* [AIM]: Collect the lines of the entries where "Collection" shows up.

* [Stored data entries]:
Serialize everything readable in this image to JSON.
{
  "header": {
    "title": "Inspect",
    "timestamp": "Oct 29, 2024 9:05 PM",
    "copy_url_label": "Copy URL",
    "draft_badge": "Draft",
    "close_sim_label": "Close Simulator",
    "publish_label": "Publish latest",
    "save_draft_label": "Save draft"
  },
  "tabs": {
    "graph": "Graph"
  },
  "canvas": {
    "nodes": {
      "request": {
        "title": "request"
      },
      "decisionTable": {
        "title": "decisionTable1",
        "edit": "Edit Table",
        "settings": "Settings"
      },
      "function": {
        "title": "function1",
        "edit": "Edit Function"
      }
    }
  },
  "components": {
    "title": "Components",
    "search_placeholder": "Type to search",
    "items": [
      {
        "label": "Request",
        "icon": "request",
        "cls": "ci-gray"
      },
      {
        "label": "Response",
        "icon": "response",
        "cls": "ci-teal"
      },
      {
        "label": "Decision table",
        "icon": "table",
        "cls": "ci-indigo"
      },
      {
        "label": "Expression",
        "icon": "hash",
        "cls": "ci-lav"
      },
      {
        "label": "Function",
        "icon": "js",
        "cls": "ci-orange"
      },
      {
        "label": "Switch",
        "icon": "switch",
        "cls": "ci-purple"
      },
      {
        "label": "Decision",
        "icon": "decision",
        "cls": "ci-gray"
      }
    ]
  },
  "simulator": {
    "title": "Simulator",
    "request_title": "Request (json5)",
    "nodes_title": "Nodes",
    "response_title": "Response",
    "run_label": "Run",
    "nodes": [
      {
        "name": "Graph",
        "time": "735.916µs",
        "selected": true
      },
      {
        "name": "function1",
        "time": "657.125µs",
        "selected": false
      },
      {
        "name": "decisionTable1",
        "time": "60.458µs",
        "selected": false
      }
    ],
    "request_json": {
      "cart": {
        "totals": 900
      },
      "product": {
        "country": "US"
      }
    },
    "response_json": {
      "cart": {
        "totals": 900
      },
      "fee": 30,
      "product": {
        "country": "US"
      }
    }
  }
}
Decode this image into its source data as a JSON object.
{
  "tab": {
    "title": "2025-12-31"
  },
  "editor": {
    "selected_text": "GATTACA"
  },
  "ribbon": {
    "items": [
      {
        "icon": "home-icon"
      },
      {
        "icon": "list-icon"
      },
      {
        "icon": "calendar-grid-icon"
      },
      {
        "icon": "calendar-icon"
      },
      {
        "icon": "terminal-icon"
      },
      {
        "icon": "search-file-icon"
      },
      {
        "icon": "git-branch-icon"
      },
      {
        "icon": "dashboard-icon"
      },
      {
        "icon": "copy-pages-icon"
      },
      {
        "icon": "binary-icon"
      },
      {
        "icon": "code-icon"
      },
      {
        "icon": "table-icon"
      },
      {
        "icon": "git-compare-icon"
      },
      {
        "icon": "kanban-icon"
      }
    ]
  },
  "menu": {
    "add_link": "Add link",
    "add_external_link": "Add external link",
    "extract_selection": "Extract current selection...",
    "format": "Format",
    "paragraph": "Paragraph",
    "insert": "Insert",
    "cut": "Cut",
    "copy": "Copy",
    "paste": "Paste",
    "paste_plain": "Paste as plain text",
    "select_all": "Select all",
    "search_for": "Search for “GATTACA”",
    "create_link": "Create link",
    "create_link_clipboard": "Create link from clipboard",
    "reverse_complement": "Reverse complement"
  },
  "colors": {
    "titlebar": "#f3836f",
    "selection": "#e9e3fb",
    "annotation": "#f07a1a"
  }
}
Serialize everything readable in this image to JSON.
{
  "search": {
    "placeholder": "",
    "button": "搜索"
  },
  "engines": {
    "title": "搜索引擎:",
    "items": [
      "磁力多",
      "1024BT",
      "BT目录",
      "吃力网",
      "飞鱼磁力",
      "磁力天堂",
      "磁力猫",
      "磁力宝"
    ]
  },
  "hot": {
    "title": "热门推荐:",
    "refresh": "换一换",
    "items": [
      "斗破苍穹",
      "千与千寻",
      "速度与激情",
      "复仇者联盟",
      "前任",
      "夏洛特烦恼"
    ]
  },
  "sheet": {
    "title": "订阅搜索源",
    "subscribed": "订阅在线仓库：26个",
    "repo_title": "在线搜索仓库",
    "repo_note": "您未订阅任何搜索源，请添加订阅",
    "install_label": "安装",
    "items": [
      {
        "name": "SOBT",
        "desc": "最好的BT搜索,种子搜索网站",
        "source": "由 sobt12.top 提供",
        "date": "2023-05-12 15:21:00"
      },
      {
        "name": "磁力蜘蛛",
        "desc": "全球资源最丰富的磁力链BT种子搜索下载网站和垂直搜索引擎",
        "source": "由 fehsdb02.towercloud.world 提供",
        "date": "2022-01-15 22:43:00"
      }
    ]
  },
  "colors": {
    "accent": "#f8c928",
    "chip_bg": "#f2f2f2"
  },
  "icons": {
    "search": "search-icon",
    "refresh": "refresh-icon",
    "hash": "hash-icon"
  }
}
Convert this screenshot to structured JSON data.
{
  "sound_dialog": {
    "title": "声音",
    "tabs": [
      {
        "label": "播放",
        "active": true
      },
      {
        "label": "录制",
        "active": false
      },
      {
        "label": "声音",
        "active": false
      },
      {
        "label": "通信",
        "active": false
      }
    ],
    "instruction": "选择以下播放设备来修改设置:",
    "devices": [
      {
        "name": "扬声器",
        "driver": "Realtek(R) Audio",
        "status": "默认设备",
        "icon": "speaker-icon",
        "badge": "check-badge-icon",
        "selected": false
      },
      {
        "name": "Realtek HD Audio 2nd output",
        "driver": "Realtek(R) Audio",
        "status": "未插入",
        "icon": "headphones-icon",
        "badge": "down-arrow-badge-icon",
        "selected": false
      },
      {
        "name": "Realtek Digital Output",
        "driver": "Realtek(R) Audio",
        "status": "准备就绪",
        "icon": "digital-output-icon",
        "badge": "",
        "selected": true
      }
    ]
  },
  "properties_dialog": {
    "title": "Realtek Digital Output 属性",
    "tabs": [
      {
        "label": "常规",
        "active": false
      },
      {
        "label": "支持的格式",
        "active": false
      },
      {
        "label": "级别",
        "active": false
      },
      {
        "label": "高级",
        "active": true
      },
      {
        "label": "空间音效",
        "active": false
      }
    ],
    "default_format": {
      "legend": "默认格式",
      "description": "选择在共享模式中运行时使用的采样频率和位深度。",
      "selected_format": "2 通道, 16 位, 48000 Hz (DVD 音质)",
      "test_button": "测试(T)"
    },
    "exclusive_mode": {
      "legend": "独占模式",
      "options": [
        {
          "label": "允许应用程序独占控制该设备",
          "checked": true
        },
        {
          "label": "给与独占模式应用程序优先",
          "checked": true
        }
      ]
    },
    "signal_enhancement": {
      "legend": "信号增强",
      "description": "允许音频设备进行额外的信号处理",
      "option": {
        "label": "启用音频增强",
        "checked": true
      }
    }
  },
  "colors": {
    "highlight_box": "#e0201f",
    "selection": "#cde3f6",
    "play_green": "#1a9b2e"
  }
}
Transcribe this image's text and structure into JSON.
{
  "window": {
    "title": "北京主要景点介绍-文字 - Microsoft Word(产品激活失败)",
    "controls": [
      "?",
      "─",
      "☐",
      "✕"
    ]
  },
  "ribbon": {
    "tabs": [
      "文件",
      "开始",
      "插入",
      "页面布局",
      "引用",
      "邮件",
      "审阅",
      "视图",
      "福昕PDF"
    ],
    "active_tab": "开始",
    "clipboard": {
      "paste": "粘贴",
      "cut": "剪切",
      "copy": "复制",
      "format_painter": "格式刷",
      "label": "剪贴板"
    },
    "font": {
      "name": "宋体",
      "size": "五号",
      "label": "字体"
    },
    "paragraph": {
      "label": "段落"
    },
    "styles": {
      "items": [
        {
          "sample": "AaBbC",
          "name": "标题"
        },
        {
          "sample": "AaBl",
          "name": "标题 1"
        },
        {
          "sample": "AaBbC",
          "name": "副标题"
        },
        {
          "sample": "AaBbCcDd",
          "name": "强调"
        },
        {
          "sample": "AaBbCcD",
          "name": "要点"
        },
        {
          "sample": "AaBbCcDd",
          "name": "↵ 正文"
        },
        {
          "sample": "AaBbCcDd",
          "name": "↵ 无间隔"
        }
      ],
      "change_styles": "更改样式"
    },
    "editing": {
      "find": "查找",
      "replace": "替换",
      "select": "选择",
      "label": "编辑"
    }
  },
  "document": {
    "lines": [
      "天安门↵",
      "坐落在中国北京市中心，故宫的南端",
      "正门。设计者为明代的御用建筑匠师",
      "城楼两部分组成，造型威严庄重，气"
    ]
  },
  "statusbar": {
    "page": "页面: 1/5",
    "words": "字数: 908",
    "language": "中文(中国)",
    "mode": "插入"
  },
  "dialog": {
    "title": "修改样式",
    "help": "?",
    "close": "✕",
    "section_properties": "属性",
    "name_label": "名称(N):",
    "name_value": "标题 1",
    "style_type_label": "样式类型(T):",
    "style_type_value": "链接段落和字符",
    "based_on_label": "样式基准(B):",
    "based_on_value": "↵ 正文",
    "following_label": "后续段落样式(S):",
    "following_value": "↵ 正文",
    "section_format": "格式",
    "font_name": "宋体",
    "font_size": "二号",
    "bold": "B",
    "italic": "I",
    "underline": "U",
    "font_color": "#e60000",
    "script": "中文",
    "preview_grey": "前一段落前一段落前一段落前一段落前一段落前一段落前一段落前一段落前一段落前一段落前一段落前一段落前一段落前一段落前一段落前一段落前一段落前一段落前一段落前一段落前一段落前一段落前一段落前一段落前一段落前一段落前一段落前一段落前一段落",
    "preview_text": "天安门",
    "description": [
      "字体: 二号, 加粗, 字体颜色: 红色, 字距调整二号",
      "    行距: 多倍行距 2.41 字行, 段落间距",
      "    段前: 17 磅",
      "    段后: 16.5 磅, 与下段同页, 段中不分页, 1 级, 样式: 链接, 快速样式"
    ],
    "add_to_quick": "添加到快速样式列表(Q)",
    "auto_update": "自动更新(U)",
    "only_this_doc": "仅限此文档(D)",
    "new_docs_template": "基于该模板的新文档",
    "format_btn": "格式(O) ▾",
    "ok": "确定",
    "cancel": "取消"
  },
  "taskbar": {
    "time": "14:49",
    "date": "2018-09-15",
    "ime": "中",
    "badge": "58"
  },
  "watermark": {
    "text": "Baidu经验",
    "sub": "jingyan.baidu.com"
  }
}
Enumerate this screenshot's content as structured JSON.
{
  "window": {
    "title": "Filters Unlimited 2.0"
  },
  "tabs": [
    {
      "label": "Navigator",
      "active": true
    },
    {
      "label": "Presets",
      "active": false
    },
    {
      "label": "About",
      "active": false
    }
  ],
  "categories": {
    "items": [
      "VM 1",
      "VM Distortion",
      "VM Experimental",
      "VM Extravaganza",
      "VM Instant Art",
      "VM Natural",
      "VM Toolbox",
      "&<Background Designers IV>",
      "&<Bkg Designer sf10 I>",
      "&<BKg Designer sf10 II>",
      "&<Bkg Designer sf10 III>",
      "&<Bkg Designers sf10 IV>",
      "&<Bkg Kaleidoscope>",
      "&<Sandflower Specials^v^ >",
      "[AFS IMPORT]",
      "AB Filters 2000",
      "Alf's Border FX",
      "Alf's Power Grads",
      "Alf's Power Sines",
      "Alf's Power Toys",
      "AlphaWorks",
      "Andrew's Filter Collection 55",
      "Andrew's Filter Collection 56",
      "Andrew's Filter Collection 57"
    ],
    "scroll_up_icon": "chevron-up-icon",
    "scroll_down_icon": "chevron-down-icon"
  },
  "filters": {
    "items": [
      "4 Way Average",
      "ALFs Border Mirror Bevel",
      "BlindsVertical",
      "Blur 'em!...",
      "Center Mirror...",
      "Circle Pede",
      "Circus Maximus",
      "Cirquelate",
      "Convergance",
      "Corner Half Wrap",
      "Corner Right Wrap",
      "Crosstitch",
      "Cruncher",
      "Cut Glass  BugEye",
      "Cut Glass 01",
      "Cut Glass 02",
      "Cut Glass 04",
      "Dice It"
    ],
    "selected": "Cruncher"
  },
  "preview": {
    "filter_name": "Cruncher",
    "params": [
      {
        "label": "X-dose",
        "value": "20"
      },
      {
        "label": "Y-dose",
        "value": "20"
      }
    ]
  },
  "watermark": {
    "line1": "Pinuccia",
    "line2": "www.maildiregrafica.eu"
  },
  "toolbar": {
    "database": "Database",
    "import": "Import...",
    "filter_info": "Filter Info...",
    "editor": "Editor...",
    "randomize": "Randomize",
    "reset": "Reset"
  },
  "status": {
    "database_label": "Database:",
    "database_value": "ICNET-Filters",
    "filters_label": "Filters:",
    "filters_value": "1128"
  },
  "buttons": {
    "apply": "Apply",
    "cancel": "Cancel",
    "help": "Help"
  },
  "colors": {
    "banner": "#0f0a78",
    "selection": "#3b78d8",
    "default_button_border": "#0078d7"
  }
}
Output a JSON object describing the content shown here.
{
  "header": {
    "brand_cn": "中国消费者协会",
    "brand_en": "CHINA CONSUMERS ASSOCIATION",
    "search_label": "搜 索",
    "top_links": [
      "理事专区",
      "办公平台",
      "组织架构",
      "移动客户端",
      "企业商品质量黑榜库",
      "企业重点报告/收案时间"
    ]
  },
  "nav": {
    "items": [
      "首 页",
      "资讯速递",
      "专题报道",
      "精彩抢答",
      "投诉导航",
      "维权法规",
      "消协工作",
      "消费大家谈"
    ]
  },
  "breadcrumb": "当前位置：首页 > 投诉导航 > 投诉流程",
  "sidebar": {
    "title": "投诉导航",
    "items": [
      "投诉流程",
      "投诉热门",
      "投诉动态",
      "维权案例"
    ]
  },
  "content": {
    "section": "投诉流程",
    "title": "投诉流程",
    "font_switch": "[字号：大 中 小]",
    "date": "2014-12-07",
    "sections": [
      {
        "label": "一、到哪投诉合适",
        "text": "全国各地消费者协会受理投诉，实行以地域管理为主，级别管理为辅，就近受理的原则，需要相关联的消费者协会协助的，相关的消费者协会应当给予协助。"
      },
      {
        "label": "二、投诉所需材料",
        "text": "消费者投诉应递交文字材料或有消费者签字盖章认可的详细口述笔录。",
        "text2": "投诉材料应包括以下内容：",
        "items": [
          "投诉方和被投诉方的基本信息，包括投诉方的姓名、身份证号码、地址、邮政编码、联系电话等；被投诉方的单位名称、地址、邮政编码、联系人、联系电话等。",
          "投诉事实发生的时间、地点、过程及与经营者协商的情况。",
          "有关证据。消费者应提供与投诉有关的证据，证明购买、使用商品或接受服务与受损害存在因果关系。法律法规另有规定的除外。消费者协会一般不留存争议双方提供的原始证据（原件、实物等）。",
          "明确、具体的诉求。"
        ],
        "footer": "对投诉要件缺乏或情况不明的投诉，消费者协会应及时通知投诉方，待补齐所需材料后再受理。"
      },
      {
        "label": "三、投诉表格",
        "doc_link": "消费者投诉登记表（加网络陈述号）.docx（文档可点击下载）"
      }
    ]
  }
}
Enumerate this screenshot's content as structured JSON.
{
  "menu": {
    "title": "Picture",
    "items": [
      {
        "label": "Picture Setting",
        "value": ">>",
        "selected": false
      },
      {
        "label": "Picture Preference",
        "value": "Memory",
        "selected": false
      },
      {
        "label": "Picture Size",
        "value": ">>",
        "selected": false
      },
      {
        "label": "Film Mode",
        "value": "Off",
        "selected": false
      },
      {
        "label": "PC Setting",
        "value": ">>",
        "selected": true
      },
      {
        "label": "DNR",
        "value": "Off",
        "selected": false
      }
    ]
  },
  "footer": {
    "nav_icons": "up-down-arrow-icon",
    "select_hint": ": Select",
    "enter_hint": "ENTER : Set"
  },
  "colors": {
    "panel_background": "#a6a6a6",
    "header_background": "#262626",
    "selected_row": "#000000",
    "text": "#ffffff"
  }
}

* [ANSWER]:
      "Andrew's Filter Collection 55",
      "Andrew's Filter Collection 56",
      "Andrew's Filter Collection 57"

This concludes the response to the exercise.